### Passage to read

______________________________

Topic 27

Reliability — ACKs and Retransmission

TCP

TCP's reliability is built from three moving parts, and they are simpler than their reputation. Every byte carries a sequence number, so the receiver can order and de-duplicate. The receiver acknowledges what it has received, so the sender knows what got through. And anything left unacknowledged is retransmitted. That is the whole machine: number it, confirm it, resend what was not confirmed.

What makes reliability feel fast or slow is how quickly TCP notices a loss and resends. Two mechanisms decide that: the retransmission timeout (RTO), which fires when an acknowledgment is overdue, and fast retransmit, which acts on duplicate ACKs before any timer expires. The gap between them is enormous — a timer might be hundreds of milliseconds, fast retransmit recovers in roughly one round trip — and it is exactly the gap a user perceives as a stall.

Number it, confirm it, resend what was not confirmed

Send seqbytes 1–5000

→

ACKnext = 5001

→

Loss detected3 dup-ACKs / RTO

→

Retransmitresend 1001–2000

Sequence and Acknowledgment Numbers

TCP numbers bytes, not packets. Each segment's header carries the sequence number of its first byte; the receiver's acknowledgment number is the next byte it expects, which is a cumulative ACK — it confirms everything up to that point and nothing beyond. An ACK of 5001 means "I have bytes 1 through 5000; send me 5001 next," regardless of how many segments those bytes spanned.

Cumulative ACKs are simple but blunt. If bytes 1–1000 and 2001–3000 arrive but 1001–2000 is lost, the receiver can only keep acknowledging 1001 — it cannot say "I also have 2001–3000." The sender sees a stuck ACK and, without help, would resend everything from 1001 onward. That blind spot is precisely what duplicate ACKs and SACK exist to work around.

The Retransmission Timeout

The RTO is the fallback: if an ACK for sent data does not arrive within the timeout, TCP assumes the segment was lost and resends it. The timeout is not a constant — TCP continuously estimates the round-trip time and its variance, setting the RTO to the smoothed RTT plus a margin, so a connection on a 10 ms LAN times out far sooner than one on a 200 ms satellite link.

When a retransmission itself is lost, TCP applies exponential backoff, doubling the RTO each time — 200 ms, 400 ms, 800 ms — to avoid hammering a congested path. This is why a connection to a host that has genuinely gone away appears to hang for many seconds before failing: each doubled timeout stacks on the last. An RTO-driven recovery is the slow path, and seeing many of them means loss is severe enough that fast retransmit could not catch it.

# per-socket retransmit and RTT stats — watch retrans climb on loss
ss -tin
# ... rtt:11.4/4.2 ... cwnd:42 ... retrans:0/137 ...

______________________________

### Directives
(1) Condense the paragraph of the TCP reliability page that begins "The RTO is the fallback" into a short bulleted list that keeps its main facts.
(2) Retype everything in the TCP reliability page from "When a retransmission" down to "not catch it.", word for word.
Work only from the TCP reliability page above, not from the data.

### Collected data
______________________________

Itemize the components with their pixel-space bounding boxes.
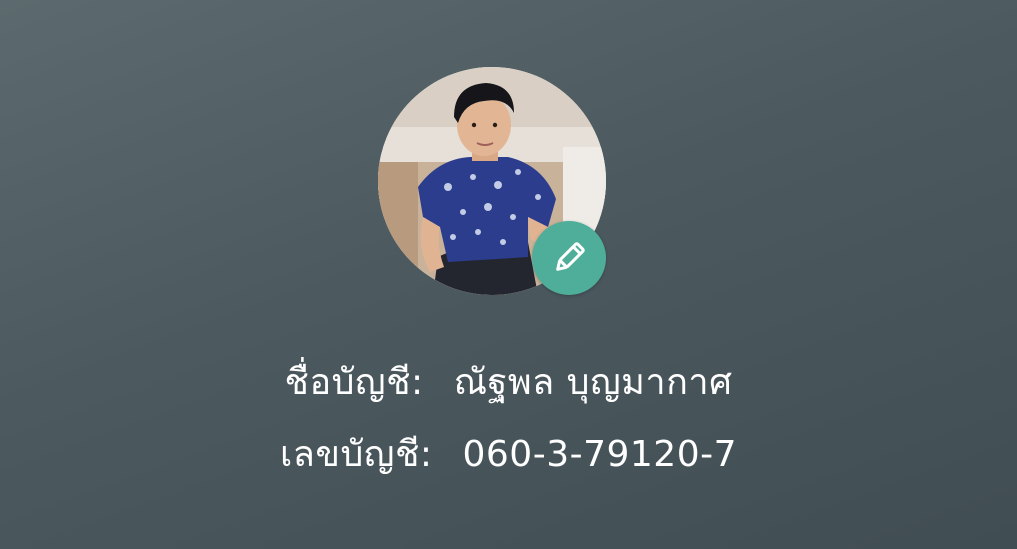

______________________________

### Task-by-task answers
(1)
- The RTO is the fallback. If an ACK for sent data does not arrive within the timeout, TCP assumes the segment was lost and resends it.
- The timeout is not constant. TCP continuously estimates the round-trip time and its variance, and it sets the RTO to the smoothed RTT plus a margin.
- As a result, a connection on a 10 ms LAN times out far sooner than one on a 200 ms satellite link.

(2)
When a retransmission itself is lost, TCP applies exponential backoff, doubling the RTO each time — 200 ms, 400 ms, 800 ms — to avoid hammering a congested path. This is why a connection to a host that has genuinely gone away appears to hang for many seconds before failing: each doubled timeout stacks on the last. An RTO-driven recovery is the slow path, and seeing many of them means loss is severe enough that fast retransmit could not catch it.